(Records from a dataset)

---+---

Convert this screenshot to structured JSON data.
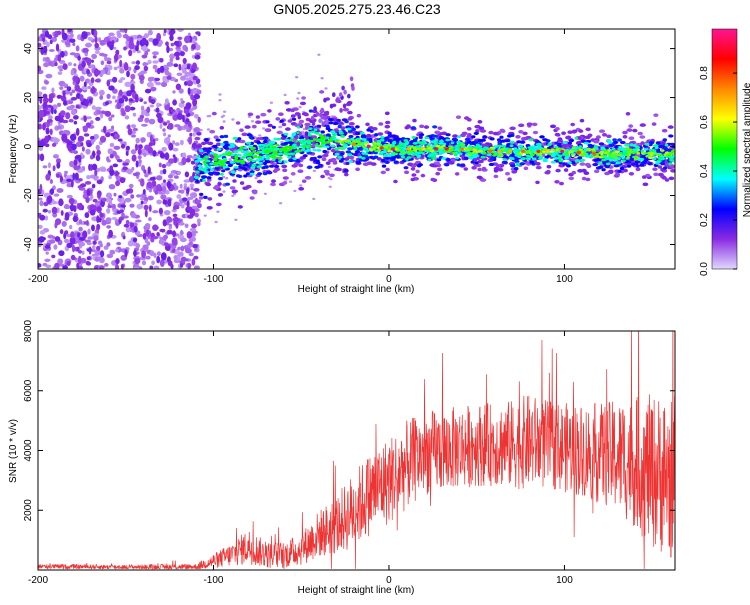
{
  "figure_title": "GN05.2025.275.23.46.C23",
  "chart_data": [
    {
      "type": "heatmap",
      "title": "",
      "xlabel": "Height of straight line (km)",
      "ylabel": "Frequency (Hz)",
      "xlim": [
        -200,
        163
      ],
      "ylim": [
        -50,
        48
      ],
      "xticks": [
        -200,
        -100,
        0,
        100
      ],
      "yticks": [
        -40,
        -20,
        0,
        20,
        40
      ],
      "colorbar": {
        "label": "Normalized spectral amplitude",
        "range": [
          0,
          0.98
        ],
        "ticks": [
          0.0,
          0.2,
          0.4,
          0.6,
          0.8
        ],
        "tick_labels": [
          "0.0",
          "0.2",
          "0.4",
          "0.6",
          "0.8"
        ],
        "colormap": [
          "#e0d8ff",
          "#8a2be2",
          "#0000ff",
          "#00ffff",
          "#00ff00",
          "#ffff00",
          "#ff8800",
          "#ff0000",
          "#ff1493"
        ]
      },
      "trace": {
        "x": [
          -110,
          -100,
          -90,
          -80,
          -70,
          -60,
          -50,
          -40,
          -30,
          -20,
          -10,
          0,
          20,
          40,
          60,
          80,
          100,
          120,
          140,
          163
        ],
        "y": [
          -8,
          -6,
          -5,
          -4,
          -3,
          -1,
          1,
          3,
          2,
          1,
          0,
          -1,
          -1,
          -1,
          -2,
          -2,
          -2,
          -3,
          -3,
          -3
        ]
      },
      "noise_region_x": [
        -200,
        -108
      ]
    },
    {
      "type": "line",
      "title": "",
      "xlabel": "Height of straight line (km)",
      "ylabel": "SNR (10 * v/v)",
      "xlim": [
        -200,
        163
      ],
      "ylim": [
        0,
        8000
      ],
      "xticks": [
        -200,
        -100,
        0,
        100
      ],
      "yticks": [
        2000,
        4000,
        6000,
        8000
      ],
      "color": "#ee3333",
      "series": [
        {
          "name": "SNR",
          "x": [
            -200,
            -150,
            -110,
            -100,
            -90,
            -80,
            -70,
            -60,
            -50,
            -40,
            -30,
            -20,
            -10,
            0,
            10,
            20,
            30,
            40,
            50,
            60,
            70,
            80,
            90,
            100,
            110,
            120,
            130,
            140,
            150,
            163
          ],
          "values": [
            120,
            100,
            110,
            300,
            500,
            800,
            500,
            500,
            700,
            1200,
            1500,
            2000,
            2600,
            3000,
            3500,
            3900,
            4000,
            4100,
            4200,
            4200,
            4200,
            4300,
            4200,
            4100,
            4000,
            3900,
            3800,
            3600,
            3300,
            3100
          ],
          "amplitude": [
            80,
            80,
            100,
            250,
            400,
            600,
            450,
            450,
            550,
            800,
            1000,
            1300,
            1400,
            1500,
            1500,
            1400,
            1400,
            1400,
            1400,
            1400,
            1500,
            1600,
            1500,
            1500,
            1600,
            1700,
            1900,
            2200,
            2600,
            2800
          ]
        }
      ]
    }
  ]
}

---+---

## Problem description
In your copy of the records, include no pictures; repeat everything else exactly.

## Solution to this problem
Convert this screenshot to structured JSON data.
{
  "figure_title": "GN05.2025.275.23.46.C23",
  "chart_data": [
    {
      "type": "heatmap",
      "title": "",
      "xlabel": "Height of straight line (km)",
      "ylabel": "Frequency (Hz)",
      "xlim": [
        -200,
        163
      ],
      "ylim": [
        -50,
        48
      ],
      "xticks": [
        -200,
        -100,
        0,
        100
      ],
      "yticks": [
        -40,
        -20,
        0,
        20,
        40
      ],
      "colorbar": {
        "label": "Normalized spectral amplitude",
        "range": [
          0,
          0.98
        ],
        "ticks": [
          0.0,
          0.2,
          0.4,
          0.6,
          0.8
        ],
        "tick_labels": [
          "0.0",
          "0.2",
          "0.4",
          "0.6",
          "0.8"
        ],
        "colormap": [
          "#e0d8ff",
          "#8a2be2",
          "#0000ff",
          "#00ffff",
          "#00ff00",
          "#ffff00",
          "#ff8800",
          "#ff0000",
          "#ff1493"
        ]
      },
      "trace": {
        "x": [
          -110,
          -100,
          -90,
          -80,
          -70,
          -60,
          -50,
          -40,
          -30,
          -20,
          -10,
          0,
          20,
          40,
          60,
          80,
          100,
          120,
          140,
          163
        ],
        "y": [
          -8,
          -6,
          -5,
          -4,
          -3,
          -1,
          1,
          3,
          2,
          1,
          0,
          -1,
          -1,
          -1,
          -2,
          -2,
          -2,
          -3,
          -3,
          -3
        ]
      },
      "noise_region_x": [
        -200,
        -108
      ]
    },
    {
      "type": "line",
      "title": "",
      "xlabel": "Height of straight line (km)",
      "ylabel": "SNR (10 * v/v)",
      "xlim": [
        -200,
        163
      ],
      "ylim": [
        0,
        8000
      ],
      "xticks": [
        -200,
        -100,
        0,
        100
      ],
      "yticks": [
        2000,
        4000,
        6000,
        8000
      ],
      "color": "#ee3333",
      "series": [
        {
          "name": "SNR",
          "x": [
            -200,
            -150,
            -110,
            -100,
            -90,
            -80,
            -70,
            -60,
            -50,
            -40,
            -30,
            -20,
            -10,
            0,
            10,
            20,
            30,
            40,
            50,
            60,
            70,
            80,
            90,
            100,
            110,
            120,
            130,
            140,
            150,
            163
          ],
          "values": [
            120,
            100,
            110,
            300,
            500,
            800,
            500,
            500,
            700,
            1200,
            1500,
            2000,
            2600,
            3000,
            3500,
            3900,
            4000,
            4100,
            4200,
            4200,
            4200,
            4300,
            4200,
            4100,
            4000,
            3900,
            3800,
            3600,
            3300,
            3100
          ],
          "amplitude": [
            80,
            80,
            100,
            250,
            400,
            600,
            450,
            450,
            550,
            800,
            1000,
            1300,
            1400,
            1500,
            1500,
            1400,
            1400,
            1400,
            1400,
            1400,
            1500,
            1600,
            1500,
            1500,
            1600,
            1700,
            1900,
            2200,
            2600,
            2800
          ]
        }
      ]
    }
  ]
}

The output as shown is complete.